Start of THE DATA

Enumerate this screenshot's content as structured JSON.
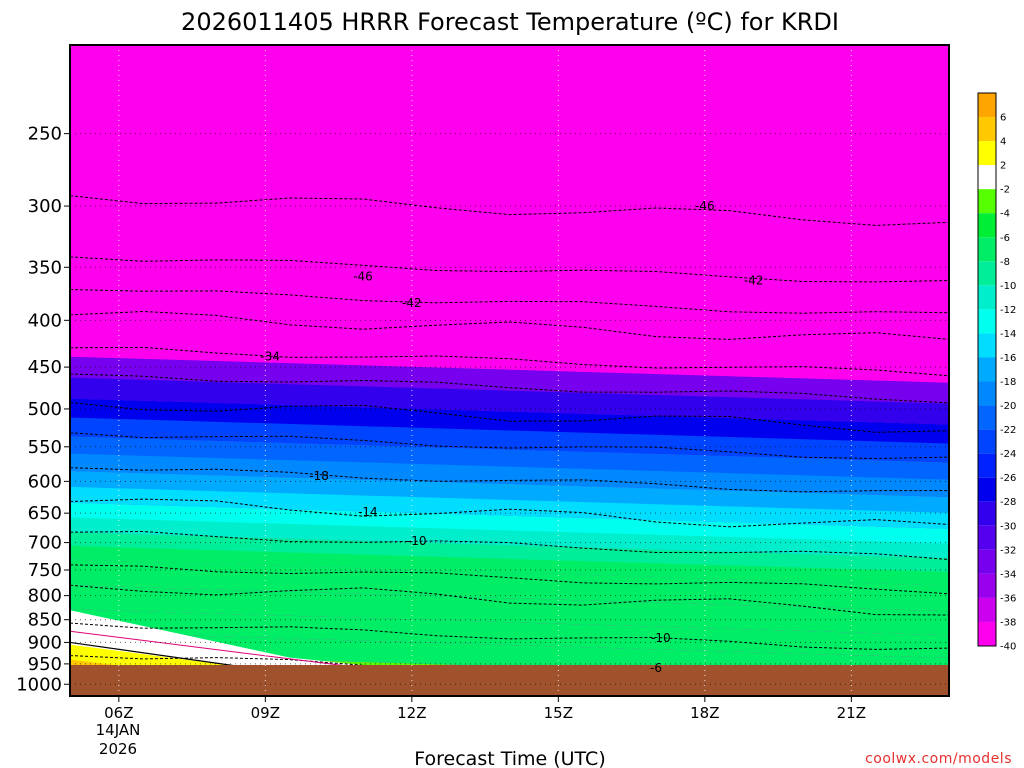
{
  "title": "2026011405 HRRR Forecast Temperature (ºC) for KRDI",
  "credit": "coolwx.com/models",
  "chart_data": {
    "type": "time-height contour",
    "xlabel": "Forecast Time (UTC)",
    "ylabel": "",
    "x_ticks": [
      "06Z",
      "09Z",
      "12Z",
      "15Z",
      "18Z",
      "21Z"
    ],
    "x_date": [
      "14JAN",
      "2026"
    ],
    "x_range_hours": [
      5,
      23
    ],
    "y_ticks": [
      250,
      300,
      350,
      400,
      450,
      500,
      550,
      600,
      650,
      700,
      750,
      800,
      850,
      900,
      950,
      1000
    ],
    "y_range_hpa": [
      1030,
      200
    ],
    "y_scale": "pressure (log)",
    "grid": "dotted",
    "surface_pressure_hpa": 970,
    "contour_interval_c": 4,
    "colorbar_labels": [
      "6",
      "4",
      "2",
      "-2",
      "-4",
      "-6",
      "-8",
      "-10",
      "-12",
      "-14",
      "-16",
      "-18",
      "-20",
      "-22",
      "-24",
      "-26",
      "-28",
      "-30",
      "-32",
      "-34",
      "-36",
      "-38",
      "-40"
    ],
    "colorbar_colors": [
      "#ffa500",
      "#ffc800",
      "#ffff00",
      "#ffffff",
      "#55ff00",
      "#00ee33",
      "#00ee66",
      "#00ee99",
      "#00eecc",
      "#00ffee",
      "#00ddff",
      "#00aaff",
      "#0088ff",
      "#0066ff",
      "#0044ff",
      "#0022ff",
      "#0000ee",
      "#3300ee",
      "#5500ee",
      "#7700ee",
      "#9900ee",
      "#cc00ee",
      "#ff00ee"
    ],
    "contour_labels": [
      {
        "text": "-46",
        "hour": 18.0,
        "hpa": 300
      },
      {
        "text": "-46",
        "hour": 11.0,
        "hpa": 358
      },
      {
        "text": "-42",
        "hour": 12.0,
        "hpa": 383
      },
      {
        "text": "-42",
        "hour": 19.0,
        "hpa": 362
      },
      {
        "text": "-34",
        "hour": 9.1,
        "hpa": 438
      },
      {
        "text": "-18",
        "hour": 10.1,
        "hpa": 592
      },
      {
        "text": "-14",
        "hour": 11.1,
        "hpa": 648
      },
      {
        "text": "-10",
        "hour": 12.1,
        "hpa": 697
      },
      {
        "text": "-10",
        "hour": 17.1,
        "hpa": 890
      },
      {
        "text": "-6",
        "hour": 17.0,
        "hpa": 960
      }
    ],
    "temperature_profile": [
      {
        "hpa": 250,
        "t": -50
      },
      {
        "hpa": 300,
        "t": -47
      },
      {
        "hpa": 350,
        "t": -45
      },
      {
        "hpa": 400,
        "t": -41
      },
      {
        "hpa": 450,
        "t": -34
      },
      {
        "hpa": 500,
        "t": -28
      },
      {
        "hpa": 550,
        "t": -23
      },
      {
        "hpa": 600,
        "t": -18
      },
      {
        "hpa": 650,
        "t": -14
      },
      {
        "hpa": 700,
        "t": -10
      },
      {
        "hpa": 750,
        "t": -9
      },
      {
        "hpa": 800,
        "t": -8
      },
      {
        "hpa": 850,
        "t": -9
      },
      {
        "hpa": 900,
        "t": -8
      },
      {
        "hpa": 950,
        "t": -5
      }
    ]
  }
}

End of THE DATA
Start of THE DATA

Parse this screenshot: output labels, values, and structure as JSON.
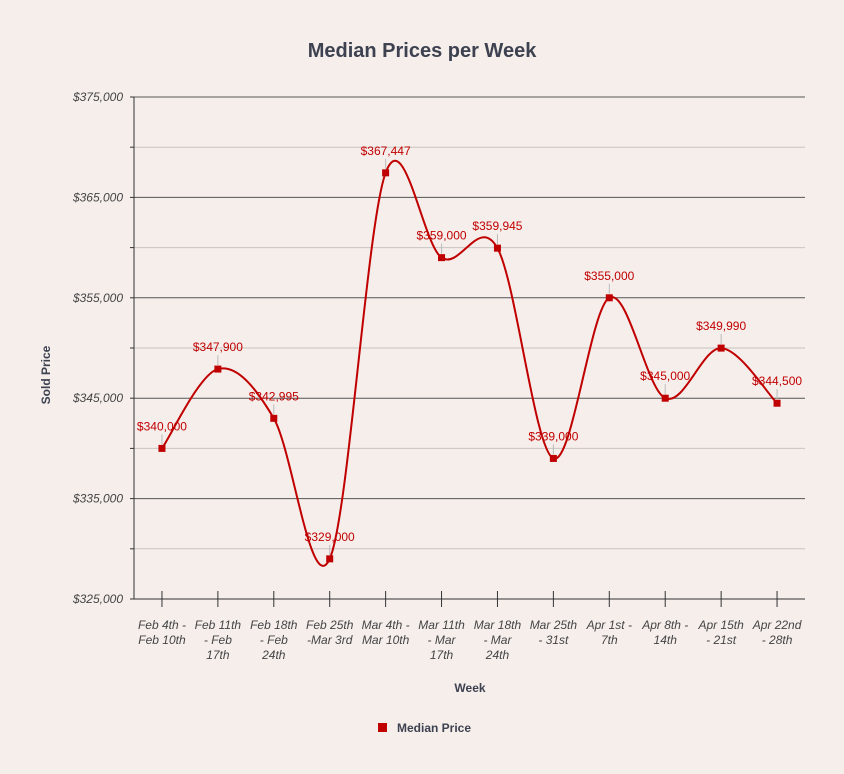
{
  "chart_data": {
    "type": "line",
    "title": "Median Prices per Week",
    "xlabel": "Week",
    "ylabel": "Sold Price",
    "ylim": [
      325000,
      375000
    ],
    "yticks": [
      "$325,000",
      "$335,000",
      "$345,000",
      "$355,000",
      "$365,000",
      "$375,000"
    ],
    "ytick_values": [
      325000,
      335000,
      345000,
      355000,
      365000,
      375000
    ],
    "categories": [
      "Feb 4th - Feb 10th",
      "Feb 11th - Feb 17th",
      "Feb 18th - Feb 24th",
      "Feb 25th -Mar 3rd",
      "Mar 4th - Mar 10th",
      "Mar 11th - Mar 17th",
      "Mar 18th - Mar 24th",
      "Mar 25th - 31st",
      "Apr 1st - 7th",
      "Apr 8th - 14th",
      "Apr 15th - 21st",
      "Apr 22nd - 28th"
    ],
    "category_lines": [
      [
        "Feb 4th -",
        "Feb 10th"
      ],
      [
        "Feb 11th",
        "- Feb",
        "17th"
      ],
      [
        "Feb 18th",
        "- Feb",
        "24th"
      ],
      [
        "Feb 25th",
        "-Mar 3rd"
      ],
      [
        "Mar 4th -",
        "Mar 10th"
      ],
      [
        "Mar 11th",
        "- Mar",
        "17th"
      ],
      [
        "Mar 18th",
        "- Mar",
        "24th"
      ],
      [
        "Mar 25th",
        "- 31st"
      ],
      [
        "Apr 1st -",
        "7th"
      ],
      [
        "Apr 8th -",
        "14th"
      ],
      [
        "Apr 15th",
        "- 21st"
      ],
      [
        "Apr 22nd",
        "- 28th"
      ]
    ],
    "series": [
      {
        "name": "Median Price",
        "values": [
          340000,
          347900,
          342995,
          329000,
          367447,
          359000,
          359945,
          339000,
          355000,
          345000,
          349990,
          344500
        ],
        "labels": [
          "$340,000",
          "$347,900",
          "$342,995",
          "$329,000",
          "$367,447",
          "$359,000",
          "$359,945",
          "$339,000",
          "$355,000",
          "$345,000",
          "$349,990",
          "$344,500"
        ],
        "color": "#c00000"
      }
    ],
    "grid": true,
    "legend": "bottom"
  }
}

End of THE DATA
Start of THE DATA

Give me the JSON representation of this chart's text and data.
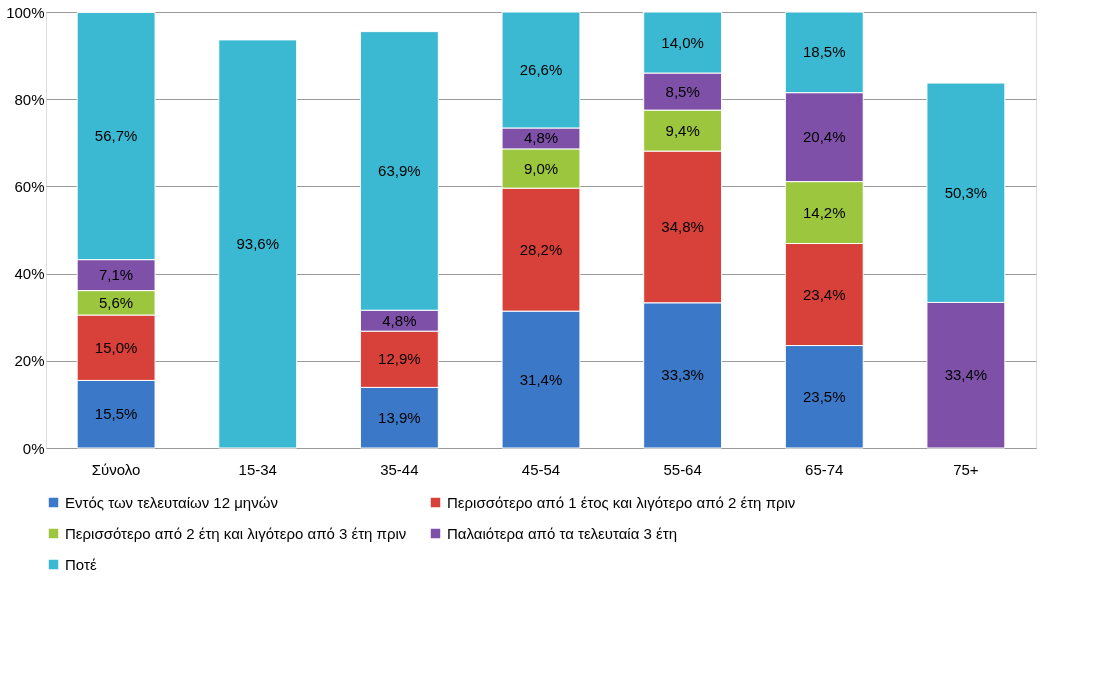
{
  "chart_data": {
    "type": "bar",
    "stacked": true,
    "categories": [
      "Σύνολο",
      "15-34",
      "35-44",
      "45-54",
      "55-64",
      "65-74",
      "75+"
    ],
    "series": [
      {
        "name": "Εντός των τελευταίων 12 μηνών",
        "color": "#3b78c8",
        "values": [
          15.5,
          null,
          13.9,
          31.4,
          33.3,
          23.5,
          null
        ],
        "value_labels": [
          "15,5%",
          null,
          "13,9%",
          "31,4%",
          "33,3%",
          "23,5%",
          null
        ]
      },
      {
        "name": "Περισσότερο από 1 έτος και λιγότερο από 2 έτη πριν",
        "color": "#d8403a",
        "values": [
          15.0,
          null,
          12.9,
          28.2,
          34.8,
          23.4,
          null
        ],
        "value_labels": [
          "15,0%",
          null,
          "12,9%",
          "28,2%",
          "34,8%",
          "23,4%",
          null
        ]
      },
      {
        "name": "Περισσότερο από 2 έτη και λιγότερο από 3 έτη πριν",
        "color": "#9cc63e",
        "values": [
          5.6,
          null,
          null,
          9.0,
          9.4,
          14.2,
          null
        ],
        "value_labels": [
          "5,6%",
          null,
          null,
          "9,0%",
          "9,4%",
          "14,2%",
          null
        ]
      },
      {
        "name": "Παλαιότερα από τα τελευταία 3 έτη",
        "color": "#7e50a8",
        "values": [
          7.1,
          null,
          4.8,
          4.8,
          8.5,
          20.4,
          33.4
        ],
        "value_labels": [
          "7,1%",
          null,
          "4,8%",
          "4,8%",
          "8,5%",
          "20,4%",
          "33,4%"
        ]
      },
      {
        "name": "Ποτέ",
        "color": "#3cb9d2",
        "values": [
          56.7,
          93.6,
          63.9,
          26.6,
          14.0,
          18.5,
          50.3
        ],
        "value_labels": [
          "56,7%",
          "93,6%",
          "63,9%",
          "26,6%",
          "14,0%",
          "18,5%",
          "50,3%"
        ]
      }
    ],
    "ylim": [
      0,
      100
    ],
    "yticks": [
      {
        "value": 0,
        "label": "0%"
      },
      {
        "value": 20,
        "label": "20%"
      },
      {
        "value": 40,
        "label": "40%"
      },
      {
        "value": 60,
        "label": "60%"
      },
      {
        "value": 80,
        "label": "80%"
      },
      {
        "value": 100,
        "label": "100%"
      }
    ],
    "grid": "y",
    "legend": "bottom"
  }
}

End of THE DATA

GIVEN INSTRUCTION: Reproduce every line of the listing above in which the string "name" appears.

SOLVED EXERCISE:
        "name": "Median Price",
        "name": "Εντός των τελευταίων 12 μηνών",
        "name": "Περισσότερο από 1 έτος και λιγότερο από 2 έτη πριν",
        "name": "Περισσότερο από 2 έτη και λιγότερο από 3 έτη πριν",
        "name": "Παλαιότερα από τα τελευταία 3 έτη",
        "name": "Ποτέ",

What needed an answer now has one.